Don’t Get Annoyed… Try the Anxiety Dump!
Has your partner - or friend, or job, or kid - ever done something that makes you SO angry?
And if so, what do you do with it? Do you try to ignore the feeling and keep moving on with life?
It’s a fact that things and people will irk us, but it’s how we choose to respond that will make all the difference.
In romantic relationships in particular, which is what we’re here to talk about, the festering anger or frustration is very likely to be aimed at your partner in conscious or unconscious ways if it’s not addressed.
Today I wanted to share a simple yet life-changing tool to help you navigate what irks you in a way that won’t destroy your relationship.
You ready for it??
It’s called the Anxiety Dump. (But no, it doesn’t involve extended trips to the bathroom!)
It’s a process by which you dump out your frustrations to a trusted person, someone who isn’t directly involved in this issue, who won’t judge or try to give advice, and who preferably isn’t your partner!

SET PROBLEM →
Revise the Anxiety Dump passage, starting at "Today I wanted" and ending at "ready for it??", by putting "technique" in place of "tool". Write out that whole stretch with the change.

SOURCE EXCERPT →
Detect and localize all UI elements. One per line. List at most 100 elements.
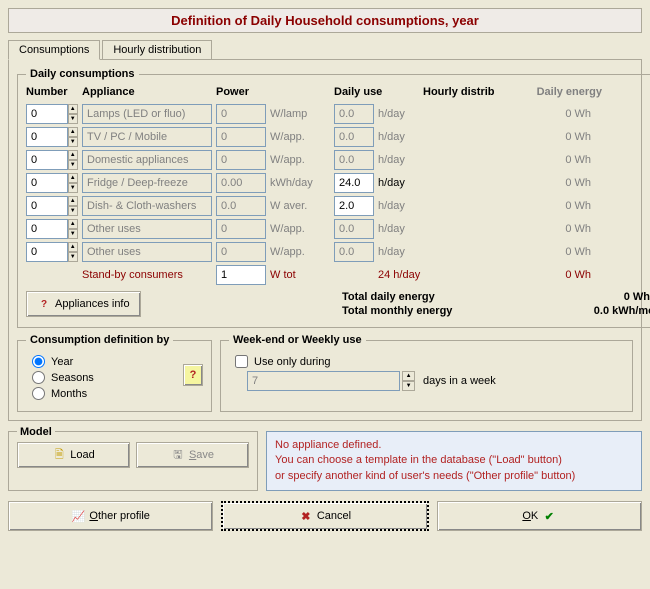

EXERCISE SOLUTION →
Today I wanted to share a simple yet life-changing technique to help you navigate what irks you in a way that won’t destroy your relationship.
You ready for it??